§ **What is needed**
Retype every line of the data items without any change, from the very beginning down to and including the line that contains "button[interactable]: Navigate up".

[Data items]

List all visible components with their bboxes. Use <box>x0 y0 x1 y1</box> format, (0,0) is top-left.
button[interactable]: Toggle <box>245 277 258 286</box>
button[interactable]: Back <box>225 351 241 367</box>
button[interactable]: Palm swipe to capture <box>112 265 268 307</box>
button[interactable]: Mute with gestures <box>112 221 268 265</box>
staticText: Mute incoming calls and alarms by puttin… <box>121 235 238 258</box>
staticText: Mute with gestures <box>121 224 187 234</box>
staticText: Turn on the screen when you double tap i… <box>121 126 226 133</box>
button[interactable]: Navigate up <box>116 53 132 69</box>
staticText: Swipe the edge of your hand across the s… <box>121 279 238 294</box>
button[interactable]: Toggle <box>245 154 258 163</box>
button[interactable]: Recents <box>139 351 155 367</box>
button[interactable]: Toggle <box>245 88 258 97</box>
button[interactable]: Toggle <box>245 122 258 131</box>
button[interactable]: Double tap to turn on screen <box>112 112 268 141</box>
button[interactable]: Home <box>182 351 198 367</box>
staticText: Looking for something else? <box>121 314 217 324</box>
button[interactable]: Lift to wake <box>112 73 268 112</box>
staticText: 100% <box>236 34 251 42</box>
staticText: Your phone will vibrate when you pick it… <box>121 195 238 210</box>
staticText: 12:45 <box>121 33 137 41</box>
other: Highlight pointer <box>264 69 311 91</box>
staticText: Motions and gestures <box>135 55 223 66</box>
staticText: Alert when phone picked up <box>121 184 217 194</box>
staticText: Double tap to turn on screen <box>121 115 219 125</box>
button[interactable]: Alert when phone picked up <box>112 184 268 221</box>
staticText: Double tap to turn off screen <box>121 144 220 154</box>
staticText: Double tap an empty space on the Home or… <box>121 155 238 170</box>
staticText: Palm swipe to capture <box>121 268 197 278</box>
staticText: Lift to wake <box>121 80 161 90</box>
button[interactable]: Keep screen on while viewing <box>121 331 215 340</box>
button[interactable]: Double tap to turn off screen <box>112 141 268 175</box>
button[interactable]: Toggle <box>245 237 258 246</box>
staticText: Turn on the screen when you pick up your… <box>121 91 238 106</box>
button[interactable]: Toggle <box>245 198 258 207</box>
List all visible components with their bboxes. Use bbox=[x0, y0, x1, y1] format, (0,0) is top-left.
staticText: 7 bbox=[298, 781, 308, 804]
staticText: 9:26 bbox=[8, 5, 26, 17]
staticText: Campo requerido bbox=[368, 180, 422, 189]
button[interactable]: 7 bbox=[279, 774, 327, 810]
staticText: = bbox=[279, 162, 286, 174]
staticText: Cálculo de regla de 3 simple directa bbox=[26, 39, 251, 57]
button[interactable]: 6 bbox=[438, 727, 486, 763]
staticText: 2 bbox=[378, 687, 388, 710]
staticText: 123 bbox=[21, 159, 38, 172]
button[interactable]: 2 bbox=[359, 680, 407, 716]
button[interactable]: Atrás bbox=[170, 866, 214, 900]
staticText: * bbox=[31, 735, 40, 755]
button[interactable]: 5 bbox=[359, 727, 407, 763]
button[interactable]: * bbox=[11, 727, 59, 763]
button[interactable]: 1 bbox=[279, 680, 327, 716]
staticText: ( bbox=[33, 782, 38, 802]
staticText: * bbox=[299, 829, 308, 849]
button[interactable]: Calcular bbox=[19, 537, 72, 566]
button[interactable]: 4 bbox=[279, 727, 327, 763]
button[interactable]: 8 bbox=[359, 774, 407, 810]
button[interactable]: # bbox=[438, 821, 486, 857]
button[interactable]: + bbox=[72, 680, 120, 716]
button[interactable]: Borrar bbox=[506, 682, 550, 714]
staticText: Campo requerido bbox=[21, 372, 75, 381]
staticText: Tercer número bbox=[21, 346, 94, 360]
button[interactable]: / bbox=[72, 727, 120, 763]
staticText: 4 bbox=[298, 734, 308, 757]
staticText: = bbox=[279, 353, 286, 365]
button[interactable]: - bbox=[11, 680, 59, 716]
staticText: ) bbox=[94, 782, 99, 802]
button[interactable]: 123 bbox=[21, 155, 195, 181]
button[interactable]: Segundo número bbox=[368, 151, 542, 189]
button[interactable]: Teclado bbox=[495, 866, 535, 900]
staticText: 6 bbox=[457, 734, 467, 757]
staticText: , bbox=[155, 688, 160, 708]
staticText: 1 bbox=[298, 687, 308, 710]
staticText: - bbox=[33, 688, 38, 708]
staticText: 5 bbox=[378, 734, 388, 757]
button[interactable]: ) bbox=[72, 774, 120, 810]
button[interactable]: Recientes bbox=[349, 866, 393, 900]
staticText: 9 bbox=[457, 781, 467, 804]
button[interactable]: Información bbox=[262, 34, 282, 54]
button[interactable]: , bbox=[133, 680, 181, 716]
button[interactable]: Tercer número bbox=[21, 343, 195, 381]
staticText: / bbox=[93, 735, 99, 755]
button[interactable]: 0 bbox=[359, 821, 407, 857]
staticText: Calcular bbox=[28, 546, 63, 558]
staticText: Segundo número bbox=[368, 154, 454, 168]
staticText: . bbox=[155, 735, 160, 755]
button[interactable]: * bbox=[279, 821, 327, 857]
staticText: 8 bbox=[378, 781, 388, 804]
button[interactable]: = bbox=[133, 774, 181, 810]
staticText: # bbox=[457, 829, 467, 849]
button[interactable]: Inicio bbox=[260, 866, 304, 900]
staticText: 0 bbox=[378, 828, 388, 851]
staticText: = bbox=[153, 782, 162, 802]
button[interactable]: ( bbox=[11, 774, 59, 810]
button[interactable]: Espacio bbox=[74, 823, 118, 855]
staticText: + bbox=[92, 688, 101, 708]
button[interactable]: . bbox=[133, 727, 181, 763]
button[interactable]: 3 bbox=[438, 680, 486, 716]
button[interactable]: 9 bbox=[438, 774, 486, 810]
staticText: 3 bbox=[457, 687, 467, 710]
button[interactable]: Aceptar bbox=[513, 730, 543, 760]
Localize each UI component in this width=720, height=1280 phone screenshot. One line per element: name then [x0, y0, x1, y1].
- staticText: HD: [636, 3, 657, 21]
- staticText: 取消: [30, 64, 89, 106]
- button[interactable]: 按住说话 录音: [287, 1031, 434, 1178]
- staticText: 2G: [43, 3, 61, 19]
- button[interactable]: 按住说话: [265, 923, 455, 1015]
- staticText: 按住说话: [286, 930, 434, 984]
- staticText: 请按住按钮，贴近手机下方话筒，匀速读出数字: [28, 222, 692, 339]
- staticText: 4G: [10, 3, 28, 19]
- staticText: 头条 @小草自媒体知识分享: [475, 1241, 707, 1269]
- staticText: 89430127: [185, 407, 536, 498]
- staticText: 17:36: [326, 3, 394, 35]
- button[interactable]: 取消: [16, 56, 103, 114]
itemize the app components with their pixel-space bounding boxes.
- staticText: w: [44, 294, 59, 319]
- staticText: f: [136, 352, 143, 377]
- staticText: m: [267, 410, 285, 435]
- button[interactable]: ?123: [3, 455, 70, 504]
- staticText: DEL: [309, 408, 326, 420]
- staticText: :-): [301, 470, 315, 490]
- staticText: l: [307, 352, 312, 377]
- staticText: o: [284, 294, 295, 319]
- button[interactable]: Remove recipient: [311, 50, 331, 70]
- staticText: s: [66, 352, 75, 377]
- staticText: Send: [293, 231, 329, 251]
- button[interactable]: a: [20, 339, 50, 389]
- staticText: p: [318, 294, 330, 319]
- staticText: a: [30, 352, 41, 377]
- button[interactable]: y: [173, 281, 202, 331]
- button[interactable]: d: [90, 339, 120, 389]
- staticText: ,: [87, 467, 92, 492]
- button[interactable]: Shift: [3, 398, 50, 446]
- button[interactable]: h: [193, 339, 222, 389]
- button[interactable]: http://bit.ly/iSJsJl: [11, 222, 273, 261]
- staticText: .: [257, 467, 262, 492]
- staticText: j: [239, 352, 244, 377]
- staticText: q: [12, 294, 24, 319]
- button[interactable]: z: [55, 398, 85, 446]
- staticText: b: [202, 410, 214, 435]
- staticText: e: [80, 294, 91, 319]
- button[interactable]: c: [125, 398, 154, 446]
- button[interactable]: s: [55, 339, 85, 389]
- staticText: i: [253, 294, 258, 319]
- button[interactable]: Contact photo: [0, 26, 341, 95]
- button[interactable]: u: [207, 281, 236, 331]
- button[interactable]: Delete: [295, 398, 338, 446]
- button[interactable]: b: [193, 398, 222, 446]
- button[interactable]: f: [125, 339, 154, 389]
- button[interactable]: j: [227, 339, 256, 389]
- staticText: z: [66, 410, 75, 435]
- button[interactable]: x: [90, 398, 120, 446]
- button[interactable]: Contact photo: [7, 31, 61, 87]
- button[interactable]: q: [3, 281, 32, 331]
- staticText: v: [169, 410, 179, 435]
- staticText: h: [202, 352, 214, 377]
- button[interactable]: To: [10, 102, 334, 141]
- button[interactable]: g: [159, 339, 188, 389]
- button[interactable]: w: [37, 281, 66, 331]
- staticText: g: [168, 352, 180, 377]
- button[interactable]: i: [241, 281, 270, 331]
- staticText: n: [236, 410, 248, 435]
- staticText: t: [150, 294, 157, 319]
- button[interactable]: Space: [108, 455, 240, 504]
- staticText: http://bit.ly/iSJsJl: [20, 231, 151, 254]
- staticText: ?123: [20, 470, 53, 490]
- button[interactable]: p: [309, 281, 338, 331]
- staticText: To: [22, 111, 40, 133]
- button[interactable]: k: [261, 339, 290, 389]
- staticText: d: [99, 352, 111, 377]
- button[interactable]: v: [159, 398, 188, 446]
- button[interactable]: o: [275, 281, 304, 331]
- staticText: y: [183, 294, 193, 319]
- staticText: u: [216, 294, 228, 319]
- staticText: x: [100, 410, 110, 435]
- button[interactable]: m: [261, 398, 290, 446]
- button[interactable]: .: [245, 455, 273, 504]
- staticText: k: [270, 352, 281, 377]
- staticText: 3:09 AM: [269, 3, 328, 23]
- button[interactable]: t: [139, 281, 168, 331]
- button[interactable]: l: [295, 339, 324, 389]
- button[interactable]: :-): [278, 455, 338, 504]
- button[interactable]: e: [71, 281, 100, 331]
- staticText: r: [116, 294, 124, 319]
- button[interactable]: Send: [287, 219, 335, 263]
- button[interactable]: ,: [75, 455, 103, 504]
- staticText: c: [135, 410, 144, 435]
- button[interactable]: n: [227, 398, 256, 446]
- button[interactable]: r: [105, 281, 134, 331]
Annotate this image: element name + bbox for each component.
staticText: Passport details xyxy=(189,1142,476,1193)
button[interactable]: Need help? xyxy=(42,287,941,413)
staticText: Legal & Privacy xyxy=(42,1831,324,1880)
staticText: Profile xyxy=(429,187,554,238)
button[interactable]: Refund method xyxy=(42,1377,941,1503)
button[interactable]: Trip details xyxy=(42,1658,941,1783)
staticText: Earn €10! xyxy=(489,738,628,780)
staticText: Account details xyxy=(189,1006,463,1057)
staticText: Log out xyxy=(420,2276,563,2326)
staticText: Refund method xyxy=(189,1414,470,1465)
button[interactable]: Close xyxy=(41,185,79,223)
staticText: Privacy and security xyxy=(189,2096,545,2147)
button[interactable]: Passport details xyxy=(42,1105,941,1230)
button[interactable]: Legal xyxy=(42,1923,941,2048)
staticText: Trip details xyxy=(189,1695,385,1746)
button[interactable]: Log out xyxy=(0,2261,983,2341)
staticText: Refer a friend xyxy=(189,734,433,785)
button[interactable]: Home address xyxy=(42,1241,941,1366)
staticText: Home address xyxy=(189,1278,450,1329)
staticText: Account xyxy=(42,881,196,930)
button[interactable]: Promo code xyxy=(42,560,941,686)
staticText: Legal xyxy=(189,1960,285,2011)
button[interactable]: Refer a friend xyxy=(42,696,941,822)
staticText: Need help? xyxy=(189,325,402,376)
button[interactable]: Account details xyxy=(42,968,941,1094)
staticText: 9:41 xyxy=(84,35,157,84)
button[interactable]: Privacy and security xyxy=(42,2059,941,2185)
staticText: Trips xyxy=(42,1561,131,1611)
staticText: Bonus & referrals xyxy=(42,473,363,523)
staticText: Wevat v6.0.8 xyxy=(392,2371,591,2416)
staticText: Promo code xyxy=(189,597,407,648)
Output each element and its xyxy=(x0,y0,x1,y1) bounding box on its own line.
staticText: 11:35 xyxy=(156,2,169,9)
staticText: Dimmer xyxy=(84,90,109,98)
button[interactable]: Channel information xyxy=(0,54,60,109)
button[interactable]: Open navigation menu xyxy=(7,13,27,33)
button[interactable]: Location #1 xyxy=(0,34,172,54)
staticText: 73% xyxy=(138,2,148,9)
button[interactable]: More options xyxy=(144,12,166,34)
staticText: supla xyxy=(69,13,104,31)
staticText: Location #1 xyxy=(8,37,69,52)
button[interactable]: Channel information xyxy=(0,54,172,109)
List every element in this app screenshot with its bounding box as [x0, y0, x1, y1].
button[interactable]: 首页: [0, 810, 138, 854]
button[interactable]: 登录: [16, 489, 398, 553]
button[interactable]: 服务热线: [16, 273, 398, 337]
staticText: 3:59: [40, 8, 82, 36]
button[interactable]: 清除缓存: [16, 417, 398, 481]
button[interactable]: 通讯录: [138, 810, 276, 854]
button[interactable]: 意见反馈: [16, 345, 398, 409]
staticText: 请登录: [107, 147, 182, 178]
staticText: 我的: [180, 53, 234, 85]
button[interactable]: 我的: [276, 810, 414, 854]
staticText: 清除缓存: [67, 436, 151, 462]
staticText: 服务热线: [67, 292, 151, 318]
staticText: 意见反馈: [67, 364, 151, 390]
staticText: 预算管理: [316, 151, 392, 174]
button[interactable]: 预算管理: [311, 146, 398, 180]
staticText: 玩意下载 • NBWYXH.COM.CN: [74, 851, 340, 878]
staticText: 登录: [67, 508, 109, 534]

§ **Exercise solution**
List all visible components with their bboxes. Use <box>x0 y0 x1 y1</box> format, (0,0) is top-left.
button[interactable]: Toggle <box>245 277 258 286</box>
button[interactable]: Back <box>225 351 241 367</box>
button[interactable]: Palm swipe to capture <box>112 265 268 307</box>
button[interactable]: Mute with gestures <box>112 221 268 265</box>
staticText: Mute incoming calls and alarms by puttin… <box>121 235 238 258</box>
staticText: Mute with gestures <box>121 224 187 234</box>
staticText: Turn on the screen when you double tap i… <box>121 126 226 133</box>
button[interactable]: Navigate up <box>116 53 132 69</box>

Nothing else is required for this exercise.